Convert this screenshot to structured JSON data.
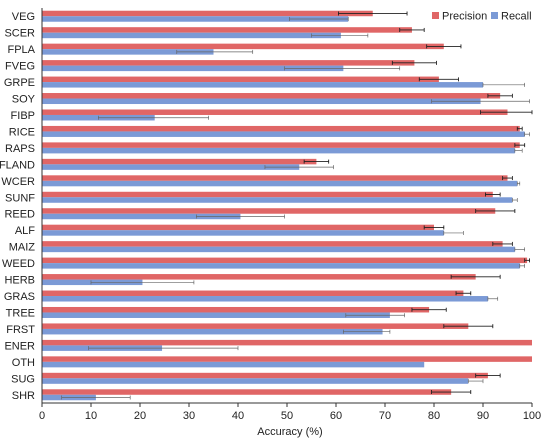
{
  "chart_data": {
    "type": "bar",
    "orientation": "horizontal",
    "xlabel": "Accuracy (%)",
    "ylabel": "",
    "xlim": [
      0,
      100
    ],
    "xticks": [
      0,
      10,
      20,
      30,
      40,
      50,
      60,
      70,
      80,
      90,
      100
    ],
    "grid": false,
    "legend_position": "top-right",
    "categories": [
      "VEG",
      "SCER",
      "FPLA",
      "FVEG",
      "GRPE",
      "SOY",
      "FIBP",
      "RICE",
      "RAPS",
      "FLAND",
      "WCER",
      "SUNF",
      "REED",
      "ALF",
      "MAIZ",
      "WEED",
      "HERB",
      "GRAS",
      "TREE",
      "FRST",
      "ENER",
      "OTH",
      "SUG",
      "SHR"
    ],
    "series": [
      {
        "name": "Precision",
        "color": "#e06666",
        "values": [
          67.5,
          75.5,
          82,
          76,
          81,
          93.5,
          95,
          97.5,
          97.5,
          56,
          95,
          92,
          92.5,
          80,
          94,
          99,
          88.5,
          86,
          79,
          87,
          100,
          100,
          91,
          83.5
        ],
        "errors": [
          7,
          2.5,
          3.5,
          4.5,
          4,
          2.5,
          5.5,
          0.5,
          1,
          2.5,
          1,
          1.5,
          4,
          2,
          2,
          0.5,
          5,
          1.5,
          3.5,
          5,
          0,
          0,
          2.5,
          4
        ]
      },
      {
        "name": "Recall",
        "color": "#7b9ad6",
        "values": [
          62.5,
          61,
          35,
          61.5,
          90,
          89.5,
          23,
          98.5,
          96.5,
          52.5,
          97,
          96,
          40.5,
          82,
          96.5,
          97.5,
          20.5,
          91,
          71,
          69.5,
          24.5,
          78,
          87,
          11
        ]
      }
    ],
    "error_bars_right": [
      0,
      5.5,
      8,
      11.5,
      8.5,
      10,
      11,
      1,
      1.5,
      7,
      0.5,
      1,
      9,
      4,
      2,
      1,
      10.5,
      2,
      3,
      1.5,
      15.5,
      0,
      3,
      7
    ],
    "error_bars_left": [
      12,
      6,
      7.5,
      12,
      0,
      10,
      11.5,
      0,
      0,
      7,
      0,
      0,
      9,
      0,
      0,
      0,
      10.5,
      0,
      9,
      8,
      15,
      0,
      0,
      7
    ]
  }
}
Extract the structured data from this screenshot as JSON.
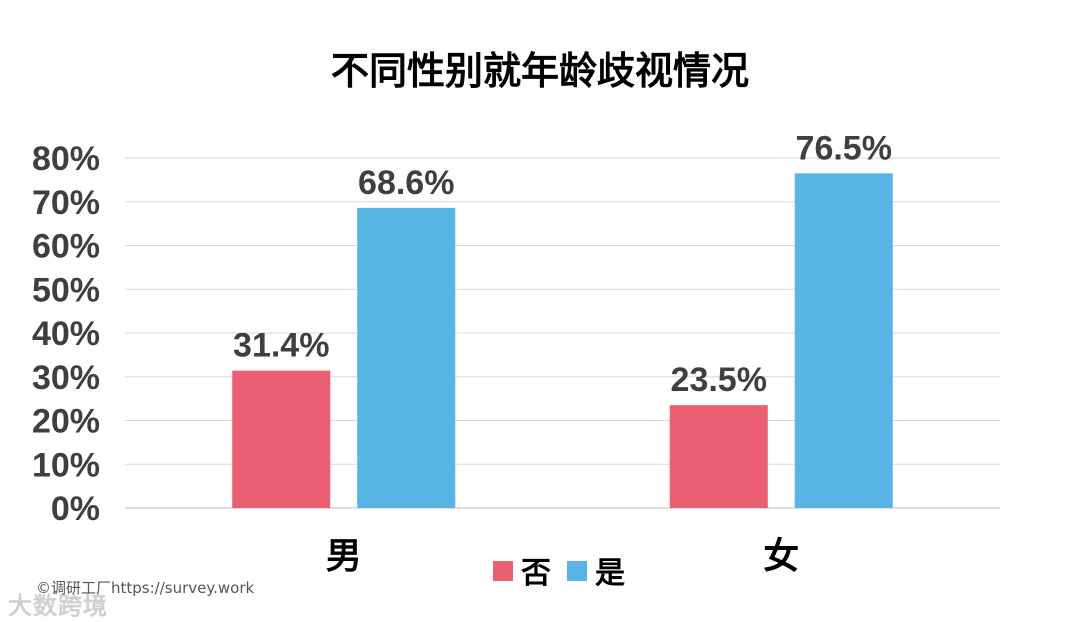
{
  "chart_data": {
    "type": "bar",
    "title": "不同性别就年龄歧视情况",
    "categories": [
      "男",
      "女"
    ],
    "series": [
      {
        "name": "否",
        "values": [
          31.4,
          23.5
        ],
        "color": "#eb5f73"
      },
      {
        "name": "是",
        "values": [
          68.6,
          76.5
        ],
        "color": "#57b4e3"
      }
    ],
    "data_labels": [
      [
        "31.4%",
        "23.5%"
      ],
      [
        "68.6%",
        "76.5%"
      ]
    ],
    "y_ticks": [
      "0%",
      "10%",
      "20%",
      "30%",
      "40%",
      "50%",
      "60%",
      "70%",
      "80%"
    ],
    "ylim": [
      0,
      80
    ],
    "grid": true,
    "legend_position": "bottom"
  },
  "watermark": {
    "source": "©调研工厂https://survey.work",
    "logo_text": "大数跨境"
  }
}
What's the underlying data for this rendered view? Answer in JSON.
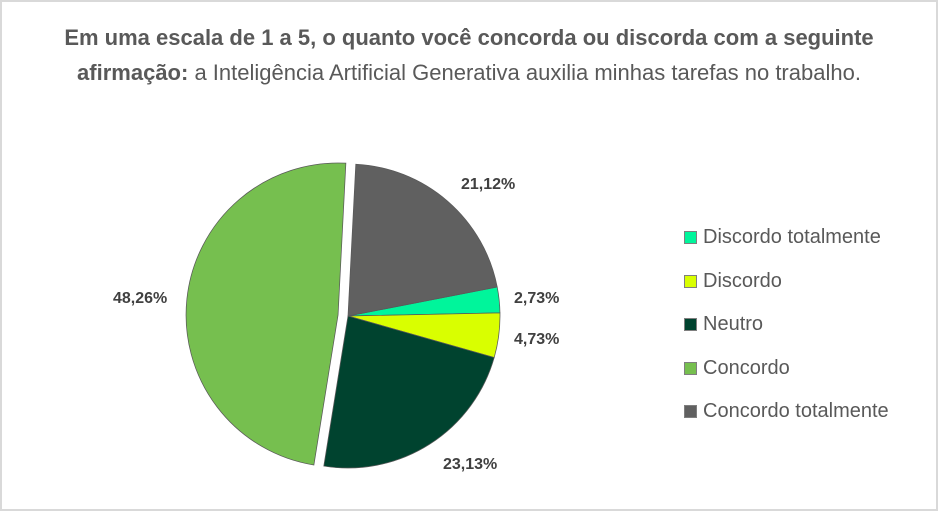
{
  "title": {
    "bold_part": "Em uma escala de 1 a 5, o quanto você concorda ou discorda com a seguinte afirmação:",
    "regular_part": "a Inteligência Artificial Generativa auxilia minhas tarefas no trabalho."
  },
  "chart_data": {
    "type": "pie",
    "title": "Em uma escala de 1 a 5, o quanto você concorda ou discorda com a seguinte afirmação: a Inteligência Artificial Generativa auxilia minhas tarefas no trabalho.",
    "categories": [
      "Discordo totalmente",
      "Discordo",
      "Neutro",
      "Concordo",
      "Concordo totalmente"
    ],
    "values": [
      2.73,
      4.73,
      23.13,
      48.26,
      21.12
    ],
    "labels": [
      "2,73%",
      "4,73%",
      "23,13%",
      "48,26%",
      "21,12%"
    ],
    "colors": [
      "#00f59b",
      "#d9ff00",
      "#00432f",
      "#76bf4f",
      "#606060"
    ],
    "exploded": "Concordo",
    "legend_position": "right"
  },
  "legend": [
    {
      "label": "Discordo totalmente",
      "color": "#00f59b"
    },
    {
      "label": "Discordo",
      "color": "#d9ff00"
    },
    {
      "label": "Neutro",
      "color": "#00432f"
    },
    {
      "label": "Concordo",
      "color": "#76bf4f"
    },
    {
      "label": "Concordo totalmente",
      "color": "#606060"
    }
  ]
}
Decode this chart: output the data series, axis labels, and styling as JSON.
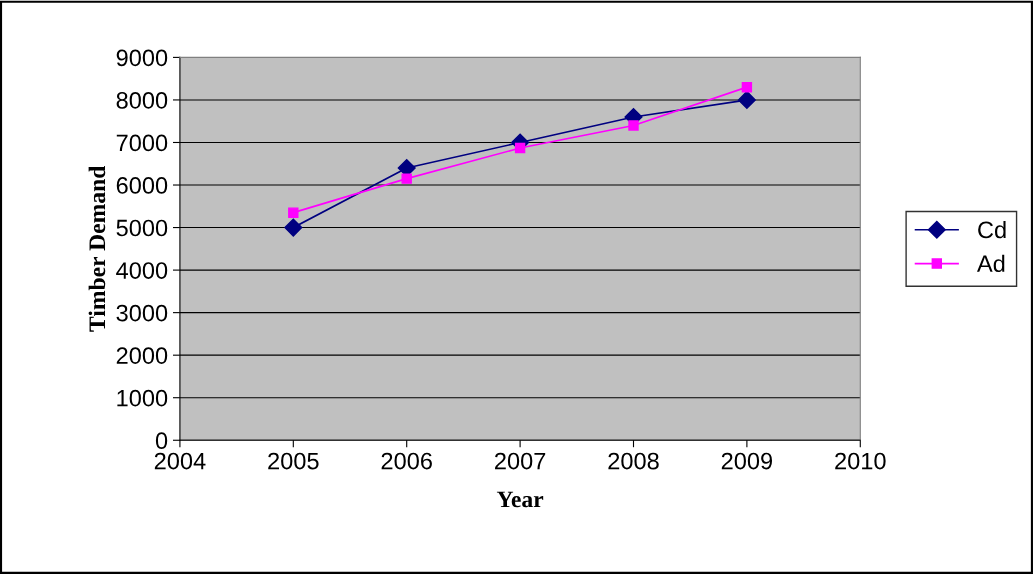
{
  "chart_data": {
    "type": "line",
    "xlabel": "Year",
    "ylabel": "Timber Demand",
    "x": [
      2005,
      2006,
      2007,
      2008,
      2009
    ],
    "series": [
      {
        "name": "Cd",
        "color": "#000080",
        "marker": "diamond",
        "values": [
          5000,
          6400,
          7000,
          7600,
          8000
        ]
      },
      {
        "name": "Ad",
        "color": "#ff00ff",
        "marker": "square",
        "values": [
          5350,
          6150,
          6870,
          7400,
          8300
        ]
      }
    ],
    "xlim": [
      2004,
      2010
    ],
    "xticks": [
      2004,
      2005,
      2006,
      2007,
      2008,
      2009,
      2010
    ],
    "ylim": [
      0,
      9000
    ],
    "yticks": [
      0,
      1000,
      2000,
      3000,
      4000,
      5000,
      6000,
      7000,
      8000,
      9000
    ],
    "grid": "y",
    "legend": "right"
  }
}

========================================================================

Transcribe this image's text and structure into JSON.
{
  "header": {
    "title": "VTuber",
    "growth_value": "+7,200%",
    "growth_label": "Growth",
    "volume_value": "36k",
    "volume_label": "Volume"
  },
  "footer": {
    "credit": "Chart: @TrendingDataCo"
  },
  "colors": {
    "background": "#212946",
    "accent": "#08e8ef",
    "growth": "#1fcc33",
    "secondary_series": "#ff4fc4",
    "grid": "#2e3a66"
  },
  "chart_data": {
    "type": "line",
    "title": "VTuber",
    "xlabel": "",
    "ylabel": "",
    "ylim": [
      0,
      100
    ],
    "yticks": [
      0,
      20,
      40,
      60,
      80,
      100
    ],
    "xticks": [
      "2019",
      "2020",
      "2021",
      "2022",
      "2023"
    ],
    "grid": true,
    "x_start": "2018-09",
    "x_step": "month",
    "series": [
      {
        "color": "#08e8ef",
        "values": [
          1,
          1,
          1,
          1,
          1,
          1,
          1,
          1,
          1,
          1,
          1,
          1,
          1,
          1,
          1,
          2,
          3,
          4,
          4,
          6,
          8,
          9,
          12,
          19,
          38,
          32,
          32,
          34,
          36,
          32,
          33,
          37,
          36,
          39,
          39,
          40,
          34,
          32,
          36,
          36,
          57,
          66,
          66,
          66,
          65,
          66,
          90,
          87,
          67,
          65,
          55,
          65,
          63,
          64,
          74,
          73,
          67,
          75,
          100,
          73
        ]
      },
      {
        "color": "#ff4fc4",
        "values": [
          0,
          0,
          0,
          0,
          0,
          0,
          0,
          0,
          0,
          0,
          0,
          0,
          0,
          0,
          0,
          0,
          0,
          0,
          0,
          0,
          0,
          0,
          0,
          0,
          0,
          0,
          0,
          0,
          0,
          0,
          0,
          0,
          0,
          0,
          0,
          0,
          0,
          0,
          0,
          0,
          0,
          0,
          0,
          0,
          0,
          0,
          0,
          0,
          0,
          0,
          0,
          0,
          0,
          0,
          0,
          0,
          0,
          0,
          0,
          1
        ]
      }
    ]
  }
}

========================================================================

**Description of the task**
Take every line that includes the string "Generativa" and copy it.

**Solution below**
    "regular_part": "a Inteligência Artificial Generativa auxilia minhas tarefas no trabalho."
    "title": "Em uma escala de 1 a 5, o quanto você concorda ou discorda com a seguinte afirmação: a Inteligência Artificial Generativa auxilia minhas tarefas no trabalho.",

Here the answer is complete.